:: Required action 1 ::
Decide whether each statement below agrees with the Baby Boomer passage. Answer yes or no for each, and quote the deciding words of the passage.
(a) Americans qualify for Medicare at age 65.
(b) Robert Binstock is a political scientist at the Massachusetts Institute of Technology.
(c) The Economist called its own analysis an age-period-cohort analysis.
:: Required action 2 ::
Please duplicate the section of the Baby Boomer passage starting with "2011 is the" and going on through "their pension benefit.".
:: Required action 3 ::
Finish out the next part of the Baby Boomer passage, picking up after its final sentence.

:: Document extract ::
• • • •

2011 is the year in which the first of the Baby Boomers reach age 66--the age at which their full Social Security benefits are available to them. The Economist covered this story in its 2010 end-of-year issue, and, although they didn't call it this, they did a very nice age-period-cohort analysis of the political impact that this is going to have. The age part is obvious. At 65 in America you qualify for Medicare, the government-funded health insurance program for older (as well as disabled) persons, and, as noted, at 66 the full Social Security benefits kick in. By "full" I mean that by waiting to age 66, baby boomers can collect Social Security and continue to earn other income without any reduction in their pension benefit.
The cohort effect refers to "the notion that a person’s lifelong voting habits are established early on. Charlie Cook, a political analyst, says today’s retired were shaped by the perceived failure of Jimmy Carter in the late 1970s and the success of Ronald Reagan in the 1980s. In 2008 some may also have identified more with the 72-year-old John McCain than the 47-year-old Mr Obama."
The period effect relates to the fact that President Obama's health care program has been perceived by many older people as potentially threatening to their own benefits and that is an important issue because "in the next two decades people aged 65 and over will rise from 17% of the voting-age population to 26%. Since the old vote more readily, their actual share of the electorate will be some three percentage points higher, reckons Robert Binstock, a political scientist at Case Western Reserve University in Cleveland."
Andrea Campbell of the Massachusetts Institute of Technology believes it was the creation of Social Security in the 1930s and Medicare in the 1960s that transformed the elderly into the most politically engaged age group in America. Ever more comfortable in retirement, they had the time and the means to follow politics and an issue to motivate them. But threats to the programmes seldom seemed significant or imminent. That may have changed in 2010 with Mr Obama’s health-care reform.

• • • •

:: Supplied records ::
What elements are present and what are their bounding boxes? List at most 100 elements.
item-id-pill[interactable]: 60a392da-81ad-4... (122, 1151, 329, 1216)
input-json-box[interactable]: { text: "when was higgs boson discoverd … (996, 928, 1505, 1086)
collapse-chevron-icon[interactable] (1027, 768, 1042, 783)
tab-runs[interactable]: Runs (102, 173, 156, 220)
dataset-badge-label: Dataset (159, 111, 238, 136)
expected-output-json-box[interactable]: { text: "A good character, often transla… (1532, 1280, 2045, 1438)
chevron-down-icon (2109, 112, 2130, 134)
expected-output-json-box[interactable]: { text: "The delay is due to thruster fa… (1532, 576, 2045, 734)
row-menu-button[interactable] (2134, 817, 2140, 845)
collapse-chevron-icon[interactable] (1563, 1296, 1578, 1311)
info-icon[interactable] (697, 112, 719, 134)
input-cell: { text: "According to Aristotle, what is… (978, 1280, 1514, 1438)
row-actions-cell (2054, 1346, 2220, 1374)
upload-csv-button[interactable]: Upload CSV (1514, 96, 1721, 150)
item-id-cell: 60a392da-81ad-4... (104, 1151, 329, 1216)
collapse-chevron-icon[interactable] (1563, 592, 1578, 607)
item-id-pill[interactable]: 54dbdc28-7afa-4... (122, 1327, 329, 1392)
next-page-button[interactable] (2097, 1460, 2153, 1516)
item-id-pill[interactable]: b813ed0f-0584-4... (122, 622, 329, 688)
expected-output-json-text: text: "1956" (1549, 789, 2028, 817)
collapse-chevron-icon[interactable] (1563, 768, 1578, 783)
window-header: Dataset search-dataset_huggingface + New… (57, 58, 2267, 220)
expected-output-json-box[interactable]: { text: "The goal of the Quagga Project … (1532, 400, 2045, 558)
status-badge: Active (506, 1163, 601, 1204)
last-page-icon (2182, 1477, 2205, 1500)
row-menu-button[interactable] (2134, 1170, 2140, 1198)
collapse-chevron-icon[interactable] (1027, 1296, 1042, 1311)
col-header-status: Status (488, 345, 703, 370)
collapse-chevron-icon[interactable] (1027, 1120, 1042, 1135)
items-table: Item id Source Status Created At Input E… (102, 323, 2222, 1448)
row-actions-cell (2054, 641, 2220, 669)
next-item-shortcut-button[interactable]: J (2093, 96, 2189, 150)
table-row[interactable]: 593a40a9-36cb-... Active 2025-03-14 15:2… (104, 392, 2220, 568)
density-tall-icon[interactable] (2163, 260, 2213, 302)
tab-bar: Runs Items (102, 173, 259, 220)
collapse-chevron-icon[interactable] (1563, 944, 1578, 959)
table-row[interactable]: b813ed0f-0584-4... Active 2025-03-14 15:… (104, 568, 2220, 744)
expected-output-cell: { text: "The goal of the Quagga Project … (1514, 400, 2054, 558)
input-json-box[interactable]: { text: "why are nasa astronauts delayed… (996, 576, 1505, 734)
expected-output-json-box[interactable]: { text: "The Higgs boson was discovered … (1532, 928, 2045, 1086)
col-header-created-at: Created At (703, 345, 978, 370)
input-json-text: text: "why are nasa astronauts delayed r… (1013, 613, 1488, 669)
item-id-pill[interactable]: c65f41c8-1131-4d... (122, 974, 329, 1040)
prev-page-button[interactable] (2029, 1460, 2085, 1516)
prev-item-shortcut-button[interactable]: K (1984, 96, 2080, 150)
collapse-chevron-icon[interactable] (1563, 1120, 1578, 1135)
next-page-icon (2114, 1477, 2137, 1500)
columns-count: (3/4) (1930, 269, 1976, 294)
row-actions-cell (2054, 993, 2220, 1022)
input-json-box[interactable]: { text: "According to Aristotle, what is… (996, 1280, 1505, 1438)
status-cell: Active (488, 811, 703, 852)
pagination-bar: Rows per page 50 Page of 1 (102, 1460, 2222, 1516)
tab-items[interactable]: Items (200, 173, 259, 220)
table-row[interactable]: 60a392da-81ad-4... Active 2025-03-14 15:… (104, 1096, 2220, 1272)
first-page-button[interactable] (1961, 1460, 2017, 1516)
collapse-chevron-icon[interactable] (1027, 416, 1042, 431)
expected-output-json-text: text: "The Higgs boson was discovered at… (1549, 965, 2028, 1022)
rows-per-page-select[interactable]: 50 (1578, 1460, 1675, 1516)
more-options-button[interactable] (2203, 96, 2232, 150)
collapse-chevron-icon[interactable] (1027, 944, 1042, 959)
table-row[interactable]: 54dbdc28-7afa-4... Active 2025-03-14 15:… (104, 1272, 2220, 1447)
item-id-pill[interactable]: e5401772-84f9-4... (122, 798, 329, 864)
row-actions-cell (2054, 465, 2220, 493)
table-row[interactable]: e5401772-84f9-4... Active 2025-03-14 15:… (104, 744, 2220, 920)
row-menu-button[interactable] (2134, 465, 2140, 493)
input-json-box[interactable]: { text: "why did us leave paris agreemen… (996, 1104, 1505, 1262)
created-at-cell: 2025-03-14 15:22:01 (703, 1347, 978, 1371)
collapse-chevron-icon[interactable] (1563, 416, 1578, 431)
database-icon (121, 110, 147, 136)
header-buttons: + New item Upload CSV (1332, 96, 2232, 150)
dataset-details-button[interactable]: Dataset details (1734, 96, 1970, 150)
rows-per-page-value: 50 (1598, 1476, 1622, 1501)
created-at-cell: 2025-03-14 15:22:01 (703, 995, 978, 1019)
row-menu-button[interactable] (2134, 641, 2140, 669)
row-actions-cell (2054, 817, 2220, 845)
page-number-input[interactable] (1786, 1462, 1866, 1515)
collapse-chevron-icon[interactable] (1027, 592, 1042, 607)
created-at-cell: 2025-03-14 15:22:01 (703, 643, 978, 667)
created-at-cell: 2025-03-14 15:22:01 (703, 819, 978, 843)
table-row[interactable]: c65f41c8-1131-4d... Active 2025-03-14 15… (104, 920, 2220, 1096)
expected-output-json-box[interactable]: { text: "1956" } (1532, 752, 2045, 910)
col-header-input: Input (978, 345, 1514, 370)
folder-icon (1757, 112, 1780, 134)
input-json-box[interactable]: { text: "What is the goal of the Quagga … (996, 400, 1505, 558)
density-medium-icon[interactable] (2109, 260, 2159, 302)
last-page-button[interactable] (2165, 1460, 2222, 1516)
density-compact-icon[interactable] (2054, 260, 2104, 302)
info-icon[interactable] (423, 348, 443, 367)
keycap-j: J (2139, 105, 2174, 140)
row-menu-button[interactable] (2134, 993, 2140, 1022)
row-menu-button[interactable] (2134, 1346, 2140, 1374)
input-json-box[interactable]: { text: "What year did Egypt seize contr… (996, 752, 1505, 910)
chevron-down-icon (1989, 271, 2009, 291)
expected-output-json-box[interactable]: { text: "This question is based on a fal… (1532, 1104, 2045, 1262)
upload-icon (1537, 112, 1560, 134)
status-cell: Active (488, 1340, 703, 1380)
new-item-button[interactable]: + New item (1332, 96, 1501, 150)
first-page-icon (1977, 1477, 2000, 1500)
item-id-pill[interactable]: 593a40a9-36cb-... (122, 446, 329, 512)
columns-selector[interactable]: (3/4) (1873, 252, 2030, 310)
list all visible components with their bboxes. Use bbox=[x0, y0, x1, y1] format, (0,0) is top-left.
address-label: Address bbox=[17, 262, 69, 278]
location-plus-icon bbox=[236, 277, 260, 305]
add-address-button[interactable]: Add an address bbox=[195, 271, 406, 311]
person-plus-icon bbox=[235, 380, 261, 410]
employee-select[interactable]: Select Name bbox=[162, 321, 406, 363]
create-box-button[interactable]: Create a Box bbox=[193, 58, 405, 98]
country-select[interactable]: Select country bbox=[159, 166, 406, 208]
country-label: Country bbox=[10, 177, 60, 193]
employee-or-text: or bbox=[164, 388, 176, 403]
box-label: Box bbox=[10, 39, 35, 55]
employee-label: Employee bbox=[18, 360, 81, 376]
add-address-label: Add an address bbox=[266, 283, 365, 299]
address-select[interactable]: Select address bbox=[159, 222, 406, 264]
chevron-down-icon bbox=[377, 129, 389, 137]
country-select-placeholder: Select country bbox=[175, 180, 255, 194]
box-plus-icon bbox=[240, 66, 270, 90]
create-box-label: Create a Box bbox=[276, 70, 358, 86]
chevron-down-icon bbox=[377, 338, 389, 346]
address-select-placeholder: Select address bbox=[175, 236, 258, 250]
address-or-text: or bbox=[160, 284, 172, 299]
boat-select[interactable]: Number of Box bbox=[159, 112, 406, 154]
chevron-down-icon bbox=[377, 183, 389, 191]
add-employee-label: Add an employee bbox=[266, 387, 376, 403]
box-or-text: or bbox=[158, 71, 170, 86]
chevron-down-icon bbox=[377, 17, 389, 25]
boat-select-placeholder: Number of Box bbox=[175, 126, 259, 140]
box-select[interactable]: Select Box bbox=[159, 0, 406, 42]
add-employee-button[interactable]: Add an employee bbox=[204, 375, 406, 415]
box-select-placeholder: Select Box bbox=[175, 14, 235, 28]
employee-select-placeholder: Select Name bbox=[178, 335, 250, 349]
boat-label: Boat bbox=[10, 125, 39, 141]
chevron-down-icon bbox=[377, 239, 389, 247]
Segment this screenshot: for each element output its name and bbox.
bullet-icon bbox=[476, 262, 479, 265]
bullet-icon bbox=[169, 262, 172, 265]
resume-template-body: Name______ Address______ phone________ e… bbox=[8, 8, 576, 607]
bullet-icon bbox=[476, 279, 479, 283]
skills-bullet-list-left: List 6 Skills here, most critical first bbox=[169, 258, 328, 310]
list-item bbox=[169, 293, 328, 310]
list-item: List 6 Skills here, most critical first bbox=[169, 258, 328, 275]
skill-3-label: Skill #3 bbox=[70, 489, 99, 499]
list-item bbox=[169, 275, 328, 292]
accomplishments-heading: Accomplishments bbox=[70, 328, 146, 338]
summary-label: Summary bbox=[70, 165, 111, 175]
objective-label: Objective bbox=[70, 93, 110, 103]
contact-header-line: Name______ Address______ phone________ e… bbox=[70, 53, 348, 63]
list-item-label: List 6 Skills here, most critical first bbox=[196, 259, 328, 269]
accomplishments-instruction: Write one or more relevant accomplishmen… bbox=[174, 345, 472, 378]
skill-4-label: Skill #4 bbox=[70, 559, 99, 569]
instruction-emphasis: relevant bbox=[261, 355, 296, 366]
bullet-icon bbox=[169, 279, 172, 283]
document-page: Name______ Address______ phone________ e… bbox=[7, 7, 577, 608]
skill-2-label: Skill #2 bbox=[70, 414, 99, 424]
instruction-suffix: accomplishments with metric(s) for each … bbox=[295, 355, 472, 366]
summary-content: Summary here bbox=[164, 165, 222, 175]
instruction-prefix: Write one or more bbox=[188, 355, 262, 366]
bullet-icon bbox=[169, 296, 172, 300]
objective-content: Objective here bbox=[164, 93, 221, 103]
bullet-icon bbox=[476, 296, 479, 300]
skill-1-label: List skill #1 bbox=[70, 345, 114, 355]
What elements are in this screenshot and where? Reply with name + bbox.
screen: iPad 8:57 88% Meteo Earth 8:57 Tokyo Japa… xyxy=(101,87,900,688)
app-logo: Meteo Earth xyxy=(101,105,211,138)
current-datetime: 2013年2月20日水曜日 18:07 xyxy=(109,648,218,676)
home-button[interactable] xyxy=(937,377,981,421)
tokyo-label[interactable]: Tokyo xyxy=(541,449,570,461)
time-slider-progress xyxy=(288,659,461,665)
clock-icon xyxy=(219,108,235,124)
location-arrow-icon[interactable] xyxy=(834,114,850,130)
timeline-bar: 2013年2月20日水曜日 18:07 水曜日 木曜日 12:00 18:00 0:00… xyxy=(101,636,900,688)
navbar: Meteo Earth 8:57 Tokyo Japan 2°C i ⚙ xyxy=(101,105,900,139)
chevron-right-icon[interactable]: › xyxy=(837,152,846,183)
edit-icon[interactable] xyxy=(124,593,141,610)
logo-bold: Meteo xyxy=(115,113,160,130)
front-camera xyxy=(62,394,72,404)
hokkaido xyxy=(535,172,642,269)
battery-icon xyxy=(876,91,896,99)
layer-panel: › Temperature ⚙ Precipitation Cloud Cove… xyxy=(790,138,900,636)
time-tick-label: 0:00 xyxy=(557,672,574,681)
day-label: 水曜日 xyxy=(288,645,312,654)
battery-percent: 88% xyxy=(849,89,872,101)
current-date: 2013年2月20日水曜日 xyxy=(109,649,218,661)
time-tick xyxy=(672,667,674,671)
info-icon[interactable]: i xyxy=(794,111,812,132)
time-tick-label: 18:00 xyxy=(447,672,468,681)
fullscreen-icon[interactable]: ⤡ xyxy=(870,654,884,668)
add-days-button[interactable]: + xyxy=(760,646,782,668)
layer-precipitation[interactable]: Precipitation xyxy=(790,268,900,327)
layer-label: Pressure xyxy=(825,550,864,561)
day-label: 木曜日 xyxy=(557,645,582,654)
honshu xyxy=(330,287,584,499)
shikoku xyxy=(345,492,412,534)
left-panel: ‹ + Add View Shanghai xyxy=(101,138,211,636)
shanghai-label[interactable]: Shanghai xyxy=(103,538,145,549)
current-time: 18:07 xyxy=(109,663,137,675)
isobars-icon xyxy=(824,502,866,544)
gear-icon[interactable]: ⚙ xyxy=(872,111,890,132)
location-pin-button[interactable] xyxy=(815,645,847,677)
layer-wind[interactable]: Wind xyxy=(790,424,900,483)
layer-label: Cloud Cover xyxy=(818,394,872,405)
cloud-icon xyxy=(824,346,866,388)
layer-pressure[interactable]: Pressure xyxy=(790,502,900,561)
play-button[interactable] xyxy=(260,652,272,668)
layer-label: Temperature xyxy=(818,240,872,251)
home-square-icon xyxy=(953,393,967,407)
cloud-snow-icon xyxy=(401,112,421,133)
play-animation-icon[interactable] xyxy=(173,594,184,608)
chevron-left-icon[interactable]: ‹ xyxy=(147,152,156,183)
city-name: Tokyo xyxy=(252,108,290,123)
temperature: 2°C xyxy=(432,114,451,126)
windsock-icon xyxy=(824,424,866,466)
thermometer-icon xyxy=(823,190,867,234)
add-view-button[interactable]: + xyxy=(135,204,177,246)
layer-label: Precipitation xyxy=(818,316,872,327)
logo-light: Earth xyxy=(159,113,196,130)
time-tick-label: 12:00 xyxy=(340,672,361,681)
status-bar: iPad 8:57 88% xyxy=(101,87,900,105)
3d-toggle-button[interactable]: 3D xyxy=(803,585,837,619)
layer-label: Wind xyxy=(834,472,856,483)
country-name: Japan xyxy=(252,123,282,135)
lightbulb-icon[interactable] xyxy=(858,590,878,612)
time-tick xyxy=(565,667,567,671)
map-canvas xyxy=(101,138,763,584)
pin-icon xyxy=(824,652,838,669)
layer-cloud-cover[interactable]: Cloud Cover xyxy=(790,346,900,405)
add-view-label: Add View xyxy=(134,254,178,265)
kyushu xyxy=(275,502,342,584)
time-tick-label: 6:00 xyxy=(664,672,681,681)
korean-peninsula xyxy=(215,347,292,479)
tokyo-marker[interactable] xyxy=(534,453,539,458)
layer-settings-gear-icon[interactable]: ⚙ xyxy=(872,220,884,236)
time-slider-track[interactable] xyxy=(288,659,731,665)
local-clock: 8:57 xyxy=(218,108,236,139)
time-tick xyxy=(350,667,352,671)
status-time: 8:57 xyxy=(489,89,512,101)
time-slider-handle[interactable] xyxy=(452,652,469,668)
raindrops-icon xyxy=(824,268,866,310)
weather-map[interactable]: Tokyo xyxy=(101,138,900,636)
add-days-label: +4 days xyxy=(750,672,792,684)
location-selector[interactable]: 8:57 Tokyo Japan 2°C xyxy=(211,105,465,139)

• • • •

:: Response area 1 ::
(a) Yes: "At 65 in America you qualify for Medicare"
(b) No: "Robert Binstock, a political scientist at Case Western Reserve University in Cleveland"
(c) No: "although they didn't call it this, they did a very nice age-period-cohort analysis"

:: Response area 2 ::
2011 is the year in which the first of the Baby Boomers reach age 66--the age at which their full Social Security benefits are available to them. The Economist covered this story in its 2010 end-of-year issue, and, although they didn't call it this, they did a very nice age-period-cohort analysis of the political impact that this is going to have. The age part is obvious. At 65 in America you qualify for Medicare, the government-funded health insurance program for older (as well as disabled) persons, and, as noted, at 66 the full Social Security benefits kick in. By "full" I mean that by waiting to age 66, baby boomers can collect Social Security and continue to earn other income without any reduction in their pension benefit.

:: Response area 3 ::
Last year Mr Obama’s bipartisan deficit commission recommended expanding the powers of Medicare’s cost-control panel and scrapping or reforming the CLASS Act, which creates a new entitlement for long-term care of the old and frail. Paul Ryan and Alice Rivlin, Republican and Democratic commission members, have separately proposed replacing traditional Medicare with vouchers for private care. All those proposals are complete anathema to the elderly.
They are not alone. Ms Campbell says that young and middle-aged voters are just as opposed to benefit cuts, perhaps because they have elderly parents or realise that they too will one day need the benefits. Polls find that, among all voters, the single most popular fix is to raise the cap on earnings subject to the payroll tax—no doubt because this would be borne by a minority of affluent working people. Yet to finance the boomers’ retirement with no cut in benefits would require unprecedented increases in taxes, which could be even more unpopular. The boomers’ capacity to upset the political apple cart is as great as it ever was.